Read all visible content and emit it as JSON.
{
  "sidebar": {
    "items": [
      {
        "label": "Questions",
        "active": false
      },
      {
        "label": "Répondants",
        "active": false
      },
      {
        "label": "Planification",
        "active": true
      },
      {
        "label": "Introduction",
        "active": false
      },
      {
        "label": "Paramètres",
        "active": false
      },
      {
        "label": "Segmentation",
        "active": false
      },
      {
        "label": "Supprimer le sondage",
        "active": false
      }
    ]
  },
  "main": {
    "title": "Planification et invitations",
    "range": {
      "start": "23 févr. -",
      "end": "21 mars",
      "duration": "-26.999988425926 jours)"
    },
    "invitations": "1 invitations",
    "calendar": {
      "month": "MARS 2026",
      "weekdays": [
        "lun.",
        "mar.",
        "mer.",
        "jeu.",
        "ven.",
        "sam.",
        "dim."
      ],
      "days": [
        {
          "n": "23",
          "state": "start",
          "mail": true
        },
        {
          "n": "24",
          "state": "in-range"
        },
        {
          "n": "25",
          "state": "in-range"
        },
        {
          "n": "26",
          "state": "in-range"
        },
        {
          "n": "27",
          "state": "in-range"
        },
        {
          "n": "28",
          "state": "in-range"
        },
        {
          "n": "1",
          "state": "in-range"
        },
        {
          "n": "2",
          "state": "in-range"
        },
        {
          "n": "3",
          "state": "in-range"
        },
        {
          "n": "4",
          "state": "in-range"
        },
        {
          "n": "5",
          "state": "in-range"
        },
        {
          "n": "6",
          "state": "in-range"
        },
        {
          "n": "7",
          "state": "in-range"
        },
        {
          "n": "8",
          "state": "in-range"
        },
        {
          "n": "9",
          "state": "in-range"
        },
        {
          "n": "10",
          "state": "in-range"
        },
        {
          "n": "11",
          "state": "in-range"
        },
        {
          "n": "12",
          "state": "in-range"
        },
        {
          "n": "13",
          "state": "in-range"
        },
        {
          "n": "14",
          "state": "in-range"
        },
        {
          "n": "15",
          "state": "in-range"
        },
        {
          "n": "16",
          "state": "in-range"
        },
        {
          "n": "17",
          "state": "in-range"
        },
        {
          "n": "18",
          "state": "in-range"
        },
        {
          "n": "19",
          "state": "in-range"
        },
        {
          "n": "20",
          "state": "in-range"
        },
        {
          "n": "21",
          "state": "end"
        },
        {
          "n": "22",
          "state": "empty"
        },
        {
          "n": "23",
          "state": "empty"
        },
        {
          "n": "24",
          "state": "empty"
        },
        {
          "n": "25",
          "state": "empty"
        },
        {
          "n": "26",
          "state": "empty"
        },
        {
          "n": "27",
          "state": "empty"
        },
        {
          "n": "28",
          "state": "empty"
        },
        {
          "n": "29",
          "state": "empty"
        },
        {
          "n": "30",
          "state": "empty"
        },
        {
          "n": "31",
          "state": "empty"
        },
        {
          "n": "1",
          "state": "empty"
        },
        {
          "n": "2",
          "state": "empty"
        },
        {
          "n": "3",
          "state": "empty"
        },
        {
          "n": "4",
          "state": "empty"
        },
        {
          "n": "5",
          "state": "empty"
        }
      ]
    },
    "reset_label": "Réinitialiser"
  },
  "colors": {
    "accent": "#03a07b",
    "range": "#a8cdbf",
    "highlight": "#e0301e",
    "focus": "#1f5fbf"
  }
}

What is needed: Reproduce all of the material above word for word.

Problem solution:
Read all visible content and emit it as JSON.
{
  "sidebar": {
    "items": [
      {
        "label": "Questions",
        "active": false
      },
      {
        "label": "Répondants",
        "active": false
      },
      {
        "label": "Planification",
        "active": true
      },
      {
        "label": "Introduction",
        "active": false
      },
      {
        "label": "Paramètres",
        "active": false
      },
      {
        "label": "Segmentation",
        "active": false
      },
      {
        "label": "Supprimer le sondage",
        "active": false
      }
    ]
  },
  "main": {
    "title": "Planification et invitations",
    "range": {
      "start": "23 févr. -",
      "end": "21 mars",
      "duration": "-26.999988425926 jours)"
    },
    "invitations": "1 invitations",
    "calendar": {
      "month": "MARS 2026",
      "weekdays": [
        "lun.",
        "mar.",
        "mer.",
        "jeu.",
        "ven.",
        "sam.",
        "dim."
      ],
      "days": [
        {
          "n": "23",
          "state": "start",
          "mail": true
        },
        {
          "n": "24",
          "state": "in-range"
        },
        {
          "n": "25",
          "state": "in-range"
        },
        {
          "n": "26",
          "state": "in-range"
        },
        {
          "n": "27",
          "state": "in-range"
        },
        {
          "n": "28",
          "state": "in-range"
        },
        {
          "n": "1",
          "state": "in-range"
        },
        {
          "n": "2",
          "state": "in-range"
        },
        {
          "n": "3",
          "state": "in-range"
        },
        {
          "n": "4",
          "state": "in-range"
        },
        {
          "n": "5",
          "state": "in-range"
        },
        {
          "n": "6",
          "state": "in-range"
        },
        {
          "n": "7",
          "state": "in-range"
        },
        {
          "n": "8",
          "state": "in-range"
        },
        {
          "n": "9",
          "state": "in-range"
        },
        {
          "n": "10",
          "state": "in-range"
        },
        {
          "n": "11",
          "state": "in-range"
        },
        {
          "n": "12",
          "state": "in-range"
        },
        {
          "n": "13",
          "state": "in-range"
        },
        {
          "n": "14",
          "state": "in-range"
        },
        {
          "n": "15",
          "state": "in-range"
        },
        {
          "n": "16",
          "state": "in-range"
        },
        {
          "n": "17",
          "state": "in-range"
        },
        {
          "n": "18",
          "state": "in-range"
        },
        {
          "n": "19",
          "state": "in-range"
        },
        {
          "n": "20",
          "state": "in-range"
        },
        {
          "n": "21",
          "state": "end"
        },
        {
          "n": "22",
          "state": "empty"
        },
        {
          "n": "23",
          "state": "empty"
        },
        {
          "n": "24",
          "state": "empty"
        },
        {
          "n": "25",
          "state": "empty"
        },
        {
          "n": "26",
          "state": "empty"
        },
        {
          "n": "27",
          "state": "empty"
        },
        {
          "n": "28",
          "state": "empty"
        },
        {
          "n": "29",
          "state": "empty"
        },
        {
          "n": "30",
          "state": "empty"
        },
        {
          "n": "31",
          "state": "empty"
        },
        {
          "n": "1",
          "state": "empty"
        },
        {
          "n": "2",
          "state": "empty"
        },
        {
          "n": "3",
          "state": "empty"
        },
        {
          "n": "4",
          "state": "empty"
        },
        {
          "n": "5",
          "state": "empty"
        }
      ]
    },
    "reset_label": "Réinitialiser"
  },
  "colors": {
    "accent": "#03a07b",
    "range": "#a8cdbf",
    "highlight": "#e0301e",
    "focus": "#1f5fbf"
  }
}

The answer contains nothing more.